▶ Aim of the task
Find the lines containing the word "الزعازع" and copy every one of them.

▶ Dataset items
▬▬▬▬▬▬
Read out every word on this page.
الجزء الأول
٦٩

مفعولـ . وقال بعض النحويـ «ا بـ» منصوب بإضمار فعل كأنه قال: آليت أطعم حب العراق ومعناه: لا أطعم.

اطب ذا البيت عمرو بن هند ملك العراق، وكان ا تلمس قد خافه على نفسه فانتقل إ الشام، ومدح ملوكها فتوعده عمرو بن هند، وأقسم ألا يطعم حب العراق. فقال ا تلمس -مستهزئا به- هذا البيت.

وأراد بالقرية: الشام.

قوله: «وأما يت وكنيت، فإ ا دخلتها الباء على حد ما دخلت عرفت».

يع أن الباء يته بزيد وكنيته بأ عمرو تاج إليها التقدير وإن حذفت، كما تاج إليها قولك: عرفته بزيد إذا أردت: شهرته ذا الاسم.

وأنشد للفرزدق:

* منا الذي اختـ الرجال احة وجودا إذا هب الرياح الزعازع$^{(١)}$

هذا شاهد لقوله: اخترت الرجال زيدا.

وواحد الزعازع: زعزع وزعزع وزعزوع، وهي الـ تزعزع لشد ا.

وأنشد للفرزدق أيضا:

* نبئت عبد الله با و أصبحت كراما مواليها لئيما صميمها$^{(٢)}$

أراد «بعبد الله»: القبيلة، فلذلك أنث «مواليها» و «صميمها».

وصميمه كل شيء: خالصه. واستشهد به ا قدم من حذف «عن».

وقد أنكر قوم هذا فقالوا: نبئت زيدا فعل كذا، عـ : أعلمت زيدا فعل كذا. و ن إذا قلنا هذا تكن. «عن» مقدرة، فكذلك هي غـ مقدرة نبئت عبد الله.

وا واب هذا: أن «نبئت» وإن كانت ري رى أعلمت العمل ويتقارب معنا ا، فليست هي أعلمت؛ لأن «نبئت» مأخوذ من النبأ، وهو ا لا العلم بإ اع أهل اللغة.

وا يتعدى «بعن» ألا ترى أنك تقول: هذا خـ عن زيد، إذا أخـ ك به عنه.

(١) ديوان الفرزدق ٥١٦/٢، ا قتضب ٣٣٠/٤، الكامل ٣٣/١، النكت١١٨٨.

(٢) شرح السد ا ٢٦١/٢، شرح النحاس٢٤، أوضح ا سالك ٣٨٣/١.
▬▬▬▬▬▬
▶ Result for this exercise
* منا الذي اختـ الرجال احة وجودا إذا هب الرياح الزعازع$^{(١)}$
وواحد الزعازع: زعزع وزعزع وزعزوع، وهي الـ تزعزع لشد ا.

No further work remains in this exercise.